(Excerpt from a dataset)
________________________

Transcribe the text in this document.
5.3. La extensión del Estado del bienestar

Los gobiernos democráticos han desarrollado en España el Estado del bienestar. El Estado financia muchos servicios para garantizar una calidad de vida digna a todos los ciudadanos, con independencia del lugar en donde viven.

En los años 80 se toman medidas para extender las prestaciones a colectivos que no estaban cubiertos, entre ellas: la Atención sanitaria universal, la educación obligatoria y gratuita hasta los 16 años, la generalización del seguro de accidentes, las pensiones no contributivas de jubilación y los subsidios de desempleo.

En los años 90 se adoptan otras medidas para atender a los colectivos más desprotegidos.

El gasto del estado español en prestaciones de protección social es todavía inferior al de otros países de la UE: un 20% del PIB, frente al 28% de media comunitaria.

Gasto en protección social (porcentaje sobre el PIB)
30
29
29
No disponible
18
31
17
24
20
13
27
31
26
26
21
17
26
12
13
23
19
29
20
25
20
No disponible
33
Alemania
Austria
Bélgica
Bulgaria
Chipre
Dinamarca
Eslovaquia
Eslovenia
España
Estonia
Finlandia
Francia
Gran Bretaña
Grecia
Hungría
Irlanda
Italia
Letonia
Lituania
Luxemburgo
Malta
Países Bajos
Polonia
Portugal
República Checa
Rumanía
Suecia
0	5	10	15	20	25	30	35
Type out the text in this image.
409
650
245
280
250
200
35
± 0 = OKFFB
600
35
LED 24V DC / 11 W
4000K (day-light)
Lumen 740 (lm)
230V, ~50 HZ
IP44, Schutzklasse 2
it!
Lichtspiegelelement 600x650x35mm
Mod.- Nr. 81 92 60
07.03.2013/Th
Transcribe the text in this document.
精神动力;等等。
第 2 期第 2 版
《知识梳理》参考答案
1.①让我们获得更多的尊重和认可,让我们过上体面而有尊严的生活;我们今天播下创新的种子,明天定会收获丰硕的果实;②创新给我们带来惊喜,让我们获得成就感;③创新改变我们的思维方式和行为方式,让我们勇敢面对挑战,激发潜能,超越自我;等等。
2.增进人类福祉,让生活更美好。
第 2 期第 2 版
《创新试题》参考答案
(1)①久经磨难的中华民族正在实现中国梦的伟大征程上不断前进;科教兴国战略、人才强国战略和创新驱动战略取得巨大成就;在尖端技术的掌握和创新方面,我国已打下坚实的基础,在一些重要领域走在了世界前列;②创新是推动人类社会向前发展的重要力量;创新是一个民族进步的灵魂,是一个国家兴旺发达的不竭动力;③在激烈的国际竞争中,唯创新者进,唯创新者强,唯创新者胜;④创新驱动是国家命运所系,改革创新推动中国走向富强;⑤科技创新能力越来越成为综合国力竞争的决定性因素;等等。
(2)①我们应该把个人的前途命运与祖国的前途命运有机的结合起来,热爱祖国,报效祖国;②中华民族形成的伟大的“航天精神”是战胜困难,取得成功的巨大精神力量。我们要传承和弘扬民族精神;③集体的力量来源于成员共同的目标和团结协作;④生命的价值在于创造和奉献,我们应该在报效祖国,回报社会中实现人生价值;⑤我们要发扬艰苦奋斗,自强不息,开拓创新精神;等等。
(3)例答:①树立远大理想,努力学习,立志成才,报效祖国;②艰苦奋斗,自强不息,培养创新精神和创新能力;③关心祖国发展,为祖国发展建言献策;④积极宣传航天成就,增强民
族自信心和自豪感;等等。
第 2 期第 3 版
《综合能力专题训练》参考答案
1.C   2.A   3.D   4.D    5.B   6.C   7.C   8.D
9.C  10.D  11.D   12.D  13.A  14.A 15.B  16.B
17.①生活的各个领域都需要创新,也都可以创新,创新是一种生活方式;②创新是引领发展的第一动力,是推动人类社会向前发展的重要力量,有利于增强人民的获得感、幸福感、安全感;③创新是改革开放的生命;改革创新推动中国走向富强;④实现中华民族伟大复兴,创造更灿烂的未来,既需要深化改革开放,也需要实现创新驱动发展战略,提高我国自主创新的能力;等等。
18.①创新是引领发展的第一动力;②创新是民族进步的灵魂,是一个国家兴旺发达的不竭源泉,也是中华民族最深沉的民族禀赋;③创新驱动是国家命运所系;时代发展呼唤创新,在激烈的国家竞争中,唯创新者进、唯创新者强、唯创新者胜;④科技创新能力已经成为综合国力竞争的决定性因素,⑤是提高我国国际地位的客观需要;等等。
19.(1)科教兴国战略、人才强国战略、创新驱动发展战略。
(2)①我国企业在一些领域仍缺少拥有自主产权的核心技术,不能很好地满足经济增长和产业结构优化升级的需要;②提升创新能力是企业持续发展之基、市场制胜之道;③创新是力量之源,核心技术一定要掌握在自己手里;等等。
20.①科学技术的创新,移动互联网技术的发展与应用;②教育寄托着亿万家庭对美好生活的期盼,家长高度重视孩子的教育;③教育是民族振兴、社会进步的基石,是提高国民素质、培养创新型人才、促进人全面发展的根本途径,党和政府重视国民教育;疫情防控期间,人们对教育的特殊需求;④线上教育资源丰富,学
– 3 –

________________________

• _The exercise_: From the data above, copy out every line with the string "bienestar" in it.

• _Answer to the task_:
5.3. La extensión del Estado del bienestar
Los gobiernos democráticos han desarrollado en España el Estado del bienestar. El Estado financia muchos servicios para garantizar una calidad de vida digna a todos los ciudadanos, con independencia del lugar en donde viven.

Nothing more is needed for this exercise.